■ Given request
The data below should be printed in full, exactly, and without any of its images.

■ Given information
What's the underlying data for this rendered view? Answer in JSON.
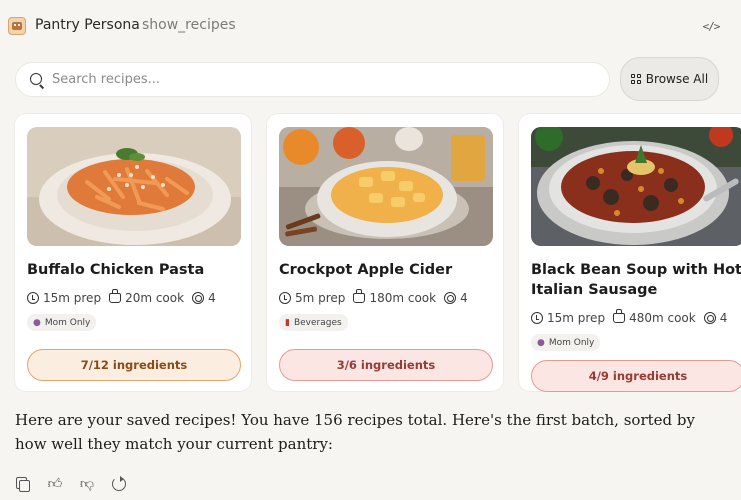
{
  "header": {
    "app_name": "Pantry Persona",
    "tool_name": "show_recipes",
    "code_label": "</>"
  },
  "search": {
    "placeholder": "Search recipes...",
    "value": ""
  },
  "browse_all_label": "Browse All",
  "recipes": [
    {
      "title": "Buffalo Chicken Pasta",
      "prep": "15m prep",
      "cook": "20m cook",
      "servings": "4",
      "tag": "Mom Only",
      "tag_icon": "person-icon",
      "ingredients": "7/12 ingredients",
      "match_color": "#f6ddc4"
    },
    {
      "title": "Crockpot Apple Cider",
      "prep": "5m prep",
      "cook": "180m cook",
      "servings": "4",
      "tag": "Beverages",
      "tag_icon": "cup-icon",
      "ingredients": "3/6 ingredients",
      "match_color": "#f6d2cf"
    },
    {
      "title": "Black Bean Soup with Hot Italian Sausage",
      "prep": "15m prep",
      "cook": "480m cook",
      "servings": "4",
      "tag": "Mom Only",
      "tag_icon": "person-icon",
      "ingredients": "4/9 ingredients",
      "match_color": "#f6d2cf"
    }
  ],
  "message": "Here are your saved recipes! You have 156 recipes total. Here's the first batch, sorted by how well they match your current pantry:",
  "actions": [
    "copy-icon",
    "thumbs-up-icon",
    "thumbs-down-icon",
    "retry-icon"
  ]
}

■ Right answer
What's the underlying data for this rendered view? Answer in JSON.
{
  "header": {
    "app_name": "Pantry Persona",
    "tool_name": "show_recipes",
    "code_label": "</>"
  },
  "search": {
    "placeholder": "Search recipes...",
    "value": ""
  },
  "browse_all_label": "Browse All",
  "recipes": [
    {
      "title": "Buffalo Chicken Pasta",
      "prep": "15m prep",
      "cook": "20m cook",
      "servings": "4",
      "tag": "Mom Only",
      "tag_icon": "person-icon",
      "ingredients": "7/12 ingredients",
      "match_color": "#f6ddc4"
    },
    {
      "title": "Crockpot Apple Cider",
      "prep": "5m prep",
      "cook": "180m cook",
      "servings": "4",
      "tag": "Beverages",
      "tag_icon": "cup-icon",
      "ingredients": "3/6 ingredients",
      "match_color": "#f6d2cf"
    },
    {
      "title": "Black Bean Soup with Hot Italian Sausage",
      "prep": "15m prep",
      "cook": "480m cook",
      "servings": "4",
      "tag": "Mom Only",
      "tag_icon": "person-icon",
      "ingredients": "4/9 ingredients",
      "match_color": "#f6d2cf"
    }
  ],
  "message": "Here are your saved recipes! You have 156 recipes total. Here's the first batch, sorted by how well they match your current pantry:",
  "actions": [
    "copy-icon",
    "thumbs-up-icon",
    "thumbs-down-icon",
    "retry-icon"
  ]
}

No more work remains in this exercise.